INSTRUCTION: Present the following entries again, word for word and in full.

───── THE RECORDS

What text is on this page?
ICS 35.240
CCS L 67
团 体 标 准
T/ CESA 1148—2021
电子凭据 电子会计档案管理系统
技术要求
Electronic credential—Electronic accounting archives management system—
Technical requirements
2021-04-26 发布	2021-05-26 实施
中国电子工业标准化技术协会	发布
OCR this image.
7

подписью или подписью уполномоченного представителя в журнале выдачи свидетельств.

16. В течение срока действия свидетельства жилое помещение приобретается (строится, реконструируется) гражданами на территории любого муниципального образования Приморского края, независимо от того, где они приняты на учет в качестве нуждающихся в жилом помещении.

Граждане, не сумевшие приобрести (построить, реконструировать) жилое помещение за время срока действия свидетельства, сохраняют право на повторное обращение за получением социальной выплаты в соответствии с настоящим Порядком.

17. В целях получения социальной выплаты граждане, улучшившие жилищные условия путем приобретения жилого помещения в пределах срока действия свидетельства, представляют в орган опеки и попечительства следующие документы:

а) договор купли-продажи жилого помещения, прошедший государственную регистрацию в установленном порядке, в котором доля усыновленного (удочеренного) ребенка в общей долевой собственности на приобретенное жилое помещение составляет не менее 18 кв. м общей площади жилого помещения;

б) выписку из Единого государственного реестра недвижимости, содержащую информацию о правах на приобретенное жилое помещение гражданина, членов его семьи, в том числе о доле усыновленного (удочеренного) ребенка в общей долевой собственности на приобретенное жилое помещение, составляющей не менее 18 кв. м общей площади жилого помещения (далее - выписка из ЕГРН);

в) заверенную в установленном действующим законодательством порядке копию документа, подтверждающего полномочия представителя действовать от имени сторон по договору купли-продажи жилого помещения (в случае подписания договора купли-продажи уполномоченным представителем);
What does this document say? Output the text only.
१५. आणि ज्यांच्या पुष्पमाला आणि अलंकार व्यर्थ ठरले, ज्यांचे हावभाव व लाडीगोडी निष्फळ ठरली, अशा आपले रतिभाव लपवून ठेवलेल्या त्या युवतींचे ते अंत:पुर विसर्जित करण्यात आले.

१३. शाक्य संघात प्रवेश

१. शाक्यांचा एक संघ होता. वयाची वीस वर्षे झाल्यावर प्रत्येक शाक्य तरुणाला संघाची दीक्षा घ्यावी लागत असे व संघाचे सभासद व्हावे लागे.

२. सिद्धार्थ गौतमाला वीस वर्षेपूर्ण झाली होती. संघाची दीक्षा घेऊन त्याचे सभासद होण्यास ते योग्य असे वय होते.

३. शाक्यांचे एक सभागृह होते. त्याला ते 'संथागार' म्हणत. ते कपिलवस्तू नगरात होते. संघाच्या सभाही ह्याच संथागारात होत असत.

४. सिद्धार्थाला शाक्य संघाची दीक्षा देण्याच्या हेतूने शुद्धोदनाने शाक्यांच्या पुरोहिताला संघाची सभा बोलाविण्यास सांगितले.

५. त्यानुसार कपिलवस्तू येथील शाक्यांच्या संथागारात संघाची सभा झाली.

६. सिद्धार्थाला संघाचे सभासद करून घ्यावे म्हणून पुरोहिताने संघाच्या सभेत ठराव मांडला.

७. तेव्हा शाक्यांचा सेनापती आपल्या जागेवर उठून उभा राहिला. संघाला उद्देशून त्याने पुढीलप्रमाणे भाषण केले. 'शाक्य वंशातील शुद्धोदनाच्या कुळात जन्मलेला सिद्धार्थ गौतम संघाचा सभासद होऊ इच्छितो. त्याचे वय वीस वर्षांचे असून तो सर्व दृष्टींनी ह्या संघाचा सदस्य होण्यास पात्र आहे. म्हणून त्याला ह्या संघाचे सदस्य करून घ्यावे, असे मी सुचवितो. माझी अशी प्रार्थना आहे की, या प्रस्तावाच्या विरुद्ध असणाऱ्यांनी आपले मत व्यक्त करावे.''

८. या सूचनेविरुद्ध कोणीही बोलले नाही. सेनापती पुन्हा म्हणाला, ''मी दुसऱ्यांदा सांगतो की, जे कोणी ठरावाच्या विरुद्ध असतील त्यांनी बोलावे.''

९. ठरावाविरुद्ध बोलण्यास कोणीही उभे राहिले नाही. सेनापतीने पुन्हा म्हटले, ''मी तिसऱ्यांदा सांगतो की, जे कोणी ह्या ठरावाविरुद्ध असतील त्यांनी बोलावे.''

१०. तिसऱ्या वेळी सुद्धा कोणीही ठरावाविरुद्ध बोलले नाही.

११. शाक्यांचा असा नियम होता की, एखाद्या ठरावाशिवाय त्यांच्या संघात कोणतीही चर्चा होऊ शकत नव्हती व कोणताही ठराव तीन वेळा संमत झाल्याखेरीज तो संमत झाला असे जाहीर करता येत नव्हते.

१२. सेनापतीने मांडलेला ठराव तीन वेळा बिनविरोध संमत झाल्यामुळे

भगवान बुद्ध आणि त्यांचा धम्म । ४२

──────────

RESULT OF THIS EXERCISE:
What text is on this page?
ICS 35.240
CCS L 67
团 体 标 准
T/ CESA 1148—2021
电子凭据 电子会计档案管理系统
技术要求
Electronic credential—Electronic accounting archives management system—
Technical requirements
2021-04-26 发布	2021-05-26 实施
中国电子工业标准化技术协会	发布
OCR this image.
7

подписью или подписью уполномоченного представителя в журнале выдачи свидетельств.

16. В течение срока действия свидетельства жилое помещение приобретается (строится, реконструируется) гражданами на территории любого муниципального образования Приморского края, независимо от того, где они приняты на учет в качестве нуждающихся в жилом помещении.

Граждане, не сумевшие приобрести (построить, реконструировать) жилое помещение за время срока действия свидетельства, сохраняют право на повторное обращение за получением социальной выплаты в соответствии с настоящим Порядком.

17. В целях получения социальной выплаты граждане, улучшившие жилищные условия путем приобретения жилого помещения в пределах срока действия свидетельства, представляют в орган опеки и попечительства следующие документы:

а) договор купли-продажи жилого помещения, прошедший государственную регистрацию в установленном порядке, в котором доля усыновленного (удочеренного) ребенка в общей долевой собственности на приобретенное жилое помещение составляет не менее 18 кв. м общей площади жилого помещения;

б) выписку из Единого государственного реестра недвижимости, содержащую информацию о правах на приобретенное жилое помещение гражданина, членов его семьи, в том числе о доле усыновленного (удочеренного) ребенка в общей долевой собственности на приобретенное жилое помещение, составляющей не менее 18 кв. м общей площади жилого помещения (далее - выписка из ЕГРН);

в) заверенную в установленном действующим законодательством порядке копию документа, подтверждающего полномочия представителя действовать от имени сторон по договору купли-продажи жилого помещения (в случае подписания договора купли-продажи уполномоченным представителем);
What does this document say? Output the text only.
१५. आणि ज्यांच्या पुष्पमाला आणि अलंकार व्यर्थ ठरले, ज्यांचे हावभाव व लाडीगोडी निष्फळ ठरली, अशा आपले रतिभाव लपवून ठेवलेल्या त्या युवतींचे ते अंत:पुर विसर्जित करण्यात आले.

१३. शाक्य संघात प्रवेश

१. शाक्यांचा एक संघ होता. वयाची वीस वर्षे झाल्यावर प्रत्येक शाक्य तरुणाला संघाची दीक्षा घ्यावी लागत असे व संघाचे सभासद व्हावे लागे.

२. सिद्धार्थ गौतमाला वीस वर्षेपूर्ण झाली होती. संघाची दीक्षा घेऊन त्याचे सभासद होण्यास ते योग्य असे वय होते.

३. शाक्यांचे एक सभागृह होते. त्याला ते 'संथागार' म्हणत. ते कपिलवस्तू नगरात होते. संघाच्या सभाही ह्याच संथागारात होत असत.

४. सिद्धार्थाला शाक्य संघाची दीक्षा देण्याच्या हेतूने शुद्धोदनाने शाक्यांच्या पुरोहिताला संघाची सभा बोलाविण्यास सांगितले.

५. त्यानुसार कपिलवस्तू येथील शाक्यांच्या संथागारात संघाची सभा झाली.

६. सिद्धार्थाला संघाचे सभासद करून घ्यावे म्हणून पुरोहिताने संघाच्या सभेत ठराव मांडला.

७. तेव्हा शाक्यांचा सेनापती आपल्या जागेवर उठून उभा राहिला. संघाला उद्देशून त्याने पुढीलप्रमाणे भाषण केले. 'शाक्य वंशातील शुद्धोदनाच्या कुळात जन्मलेला सिद्धार्थ गौतम संघाचा सभासद होऊ इच्छितो. त्याचे वय वीस वर्षांचे असून तो सर्व दृष्टींनी ह्या संघाचा सदस्य होण्यास पात्र आहे. म्हणून त्याला ह्या संघाचे सदस्य करून घ्यावे, असे मी सुचवितो. माझी अशी प्रार्थना आहे की, या प्रस्तावाच्या विरुद्ध असणाऱ्यांनी आपले मत व्यक्त करावे.''

८. या सूचनेविरुद्ध कोणीही बोलले नाही. सेनापती पुन्हा म्हणाला, ''मी दुसऱ्यांदा सांगतो की, जे कोणी ठरावाच्या विरुद्ध असतील त्यांनी बोलावे.''

९. ठरावाविरुद्ध बोलण्यास कोणीही उभे राहिले नाही. सेनापतीने पुन्हा म्हटले, ''मी तिसऱ्यांदा सांगतो की, जे कोणी ह्या ठरावाविरुद्ध असतील त्यांनी बोलावे.''

१०. तिसऱ्या वेळी सुद्धा कोणीही ठरावाविरुद्ध बोलले नाही.

११. शाक्यांचा असा नियम होता की, एखाद्या ठरावाशिवाय त्यांच्या संघात कोणतीही चर्चा होऊ शकत नव्हती व कोणताही ठराव तीन वेळा संमत झाल्याखेरीज तो संमत झाला असे जाहीर करता येत नव्हते.

१२. सेनापतीने मांडलेला ठराव तीन वेळा बिनविरोध संमत झाल्यामुळे

भगवान बुद्ध आणि त्यांचा धम्म । ४२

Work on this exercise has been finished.